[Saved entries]
□ □ □

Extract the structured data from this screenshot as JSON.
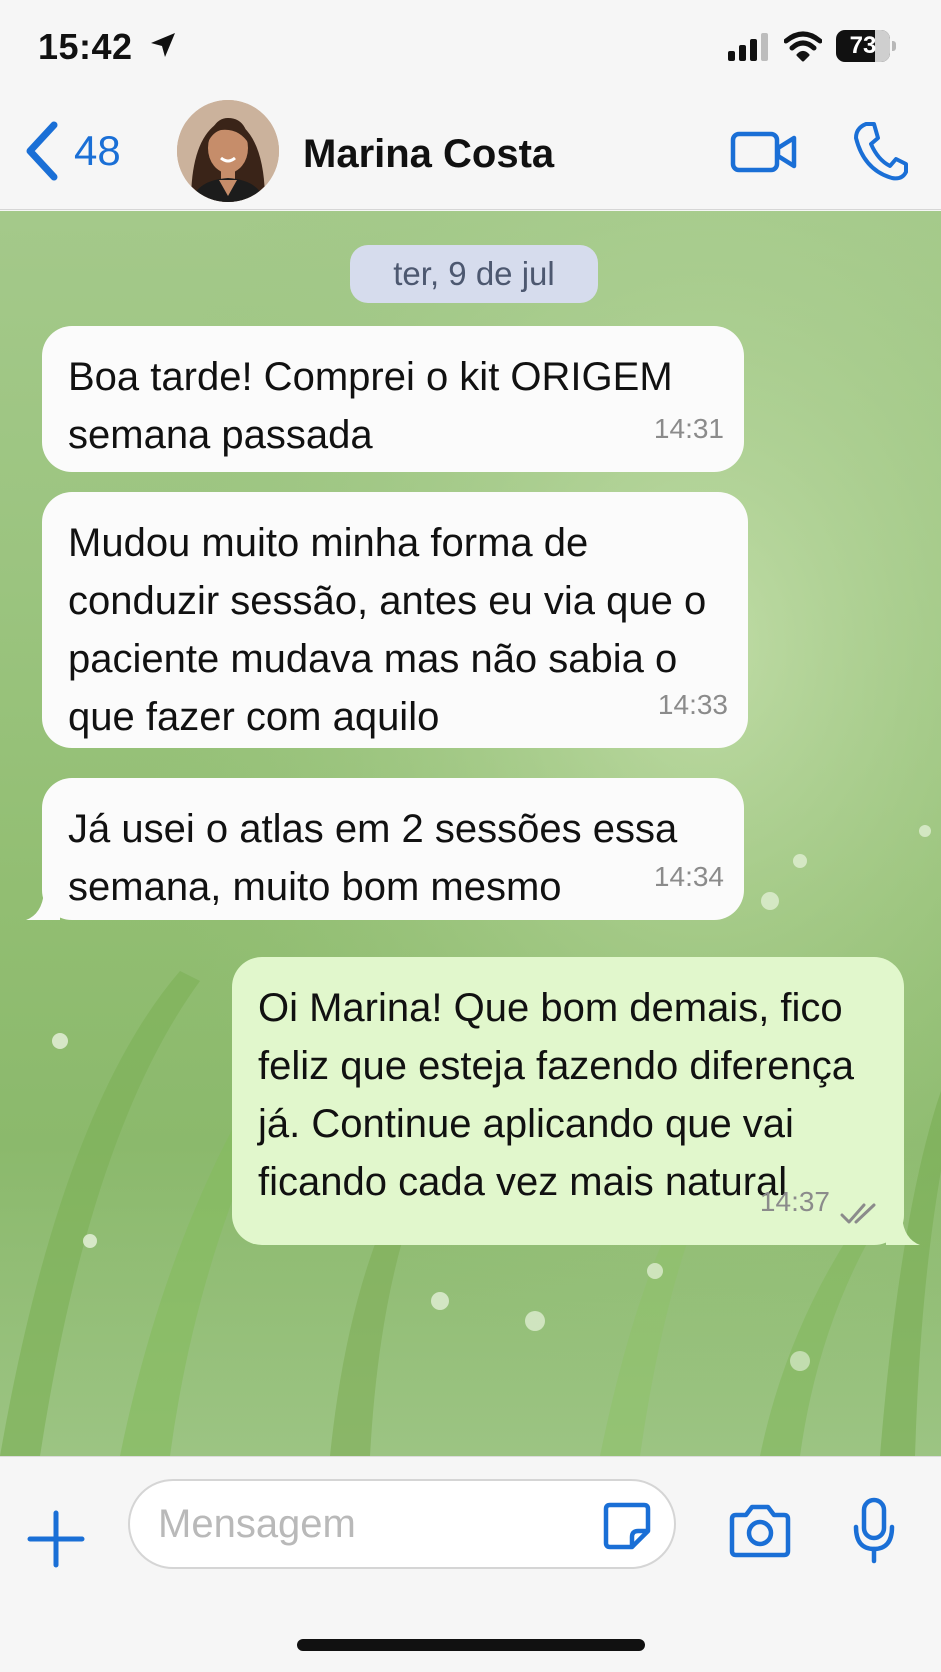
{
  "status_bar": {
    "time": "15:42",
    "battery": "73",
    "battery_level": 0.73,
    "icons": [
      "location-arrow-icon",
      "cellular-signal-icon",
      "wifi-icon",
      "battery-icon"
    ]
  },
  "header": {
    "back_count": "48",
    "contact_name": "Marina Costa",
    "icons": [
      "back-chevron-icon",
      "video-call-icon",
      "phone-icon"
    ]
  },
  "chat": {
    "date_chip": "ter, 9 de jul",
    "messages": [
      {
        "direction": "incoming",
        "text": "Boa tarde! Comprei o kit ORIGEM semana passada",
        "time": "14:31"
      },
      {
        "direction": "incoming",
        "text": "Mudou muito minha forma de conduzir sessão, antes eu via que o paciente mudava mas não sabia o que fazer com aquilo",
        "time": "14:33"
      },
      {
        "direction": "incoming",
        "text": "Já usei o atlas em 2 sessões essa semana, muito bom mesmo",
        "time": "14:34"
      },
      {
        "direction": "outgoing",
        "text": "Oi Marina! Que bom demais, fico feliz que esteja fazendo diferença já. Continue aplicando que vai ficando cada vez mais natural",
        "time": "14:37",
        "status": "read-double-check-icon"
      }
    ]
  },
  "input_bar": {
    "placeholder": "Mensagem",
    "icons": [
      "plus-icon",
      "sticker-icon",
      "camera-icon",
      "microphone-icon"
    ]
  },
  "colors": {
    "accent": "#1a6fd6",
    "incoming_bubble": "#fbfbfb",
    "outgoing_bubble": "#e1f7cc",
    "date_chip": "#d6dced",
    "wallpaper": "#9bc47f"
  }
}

□ □ □

## WHAT YOU WILL DO
Out of the preceding entries, pull every line containing the string "Marina".

## TASK RESULT
    "contact_name": "Marina Costa",
        "text": "Oi Marina! Que bom demais, fico feliz que esteja fazendo diferença já. Continue aplicando que vai ficando cada vez mais natural",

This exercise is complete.